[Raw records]
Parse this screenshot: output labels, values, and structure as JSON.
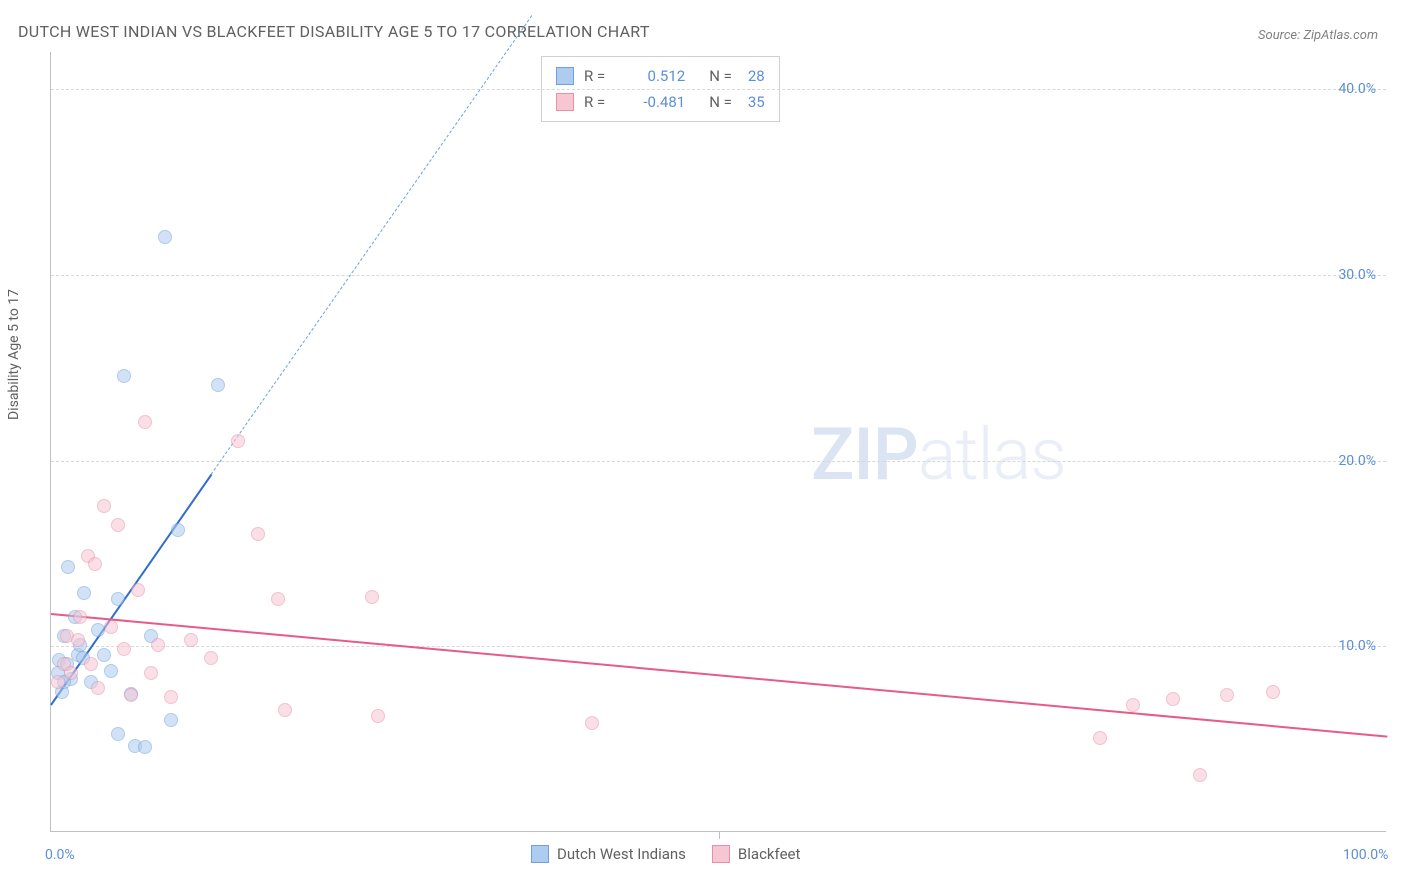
{
  "title": "DUTCH WEST INDIAN VS BLACKFEET DISABILITY AGE 5 TO 17 CORRELATION CHART",
  "source_label": "Source:",
  "source_value": "ZipAtlas.com",
  "y_axis_label": "Disability Age 5 to 17",
  "watermark_bold": "ZIP",
  "watermark_light": "atlas",
  "chart": {
    "type": "scatter",
    "xlim": [
      0,
      100
    ],
    "ylim": [
      0,
      42
    ],
    "x_ticks": [
      0,
      50,
      100
    ],
    "x_tick_labels": [
      "0.0%",
      "",
      "100.0%"
    ],
    "y_ticks": [
      10,
      20,
      30,
      40
    ],
    "y_tick_labels": [
      "10.0%",
      "20.0%",
      "30.0%",
      "40.0%"
    ],
    "grid_color": "#d8d8d8",
    "background_color": "#ffffff",
    "axis_color": "#c0c0c0",
    "tick_label_color": "#5b8fd6",
    "point_radius": 7,
    "point_opacity": 0.55,
    "series": [
      {
        "name": "Dutch West Indians",
        "fill_color": "#aeccf0",
        "stroke_color": "#6fa0dd",
        "r": 0.512,
        "n": 28,
        "trend": {
          "x1": 0,
          "y1": 6.9,
          "x2": 12,
          "y2": 19.3,
          "dash_to_x": 36,
          "dash_to_y": 44,
          "color": "#2f6fc9"
        },
        "points": [
          [
            0.5,
            8.5
          ],
          [
            0.6,
            9.2
          ],
          [
            0.8,
            7.5
          ],
          [
            1.0,
            10.5
          ],
          [
            1.2,
            9.0
          ],
          [
            1.3,
            14.2
          ],
          [
            1.5,
            8.2
          ],
          [
            1.8,
            11.5
          ],
          [
            2.0,
            9.5
          ],
          [
            2.2,
            10.0
          ],
          [
            2.4,
            9.3
          ],
          [
            2.5,
            12.8
          ],
          [
            3.0,
            8.0
          ],
          [
            3.5,
            10.8
          ],
          [
            4.0,
            9.5
          ],
          [
            4.5,
            8.6
          ],
          [
            5.0,
            5.2
          ],
          [
            5.0,
            12.5
          ],
          [
            5.5,
            24.5
          ],
          [
            6.0,
            7.4
          ],
          [
            6.3,
            4.6
          ],
          [
            7.0,
            4.5
          ],
          [
            7.5,
            10.5
          ],
          [
            8.5,
            32.0
          ],
          [
            9.0,
            6.0
          ],
          [
            9.5,
            16.2
          ],
          [
            12.5,
            24.0
          ],
          [
            1.0,
            8.0
          ]
        ]
      },
      {
        "name": "Blackfeet",
        "fill_color": "#f6c6d3",
        "stroke_color": "#e98fa9",
        "r": -0.481,
        "n": 35,
        "trend": {
          "x1": 0,
          "y1": 11.8,
          "x2": 100,
          "y2": 5.2,
          "color": "#e85a87"
        },
        "points": [
          [
            0.5,
            8.0
          ],
          [
            1.0,
            9.0
          ],
          [
            1.2,
            10.5
          ],
          [
            1.5,
            8.5
          ],
          [
            2.0,
            10.3
          ],
          [
            2.2,
            11.5
          ],
          [
            2.8,
            14.8
          ],
          [
            3.0,
            9.0
          ],
          [
            3.3,
            14.4
          ],
          [
            3.5,
            7.7
          ],
          [
            4.0,
            17.5
          ],
          [
            4.5,
            11.0
          ],
          [
            5.0,
            16.5
          ],
          [
            5.5,
            9.8
          ],
          [
            6.0,
            7.3
          ],
          [
            6.5,
            13.0
          ],
          [
            7.0,
            22.0
          ],
          [
            7.5,
            8.5
          ],
          [
            8.0,
            10.0
          ],
          [
            9.0,
            7.2
          ],
          [
            10.5,
            10.3
          ],
          [
            12.0,
            9.3
          ],
          [
            14.0,
            21.0
          ],
          [
            15.5,
            16.0
          ],
          [
            17.0,
            12.5
          ],
          [
            17.5,
            6.5
          ],
          [
            24.0,
            12.6
          ],
          [
            24.5,
            6.2
          ],
          [
            40.5,
            5.8
          ],
          [
            78.5,
            5.0
          ],
          [
            81.0,
            6.8
          ],
          [
            84.0,
            7.1
          ],
          [
            86.0,
            3.0
          ],
          [
            88.0,
            7.3
          ],
          [
            91.5,
            7.5
          ]
        ]
      }
    ]
  },
  "legend_top": {
    "r_label": "R =",
    "n_label": "N ="
  },
  "legend_bottom": [
    {
      "label": "Dutch West Indians",
      "fill": "#aeccf0",
      "stroke": "#6fa0dd"
    },
    {
      "label": "Blackfeet",
      "fill": "#f6c6d3",
      "stroke": "#e98fa9"
    }
  ]
}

WHAT TO PRODUCE:
Every line above that contains the word "name" should be reported.

SOLUTION BELOW:
        "name": "Dutch West Indians",
        "name": "Blackfeet",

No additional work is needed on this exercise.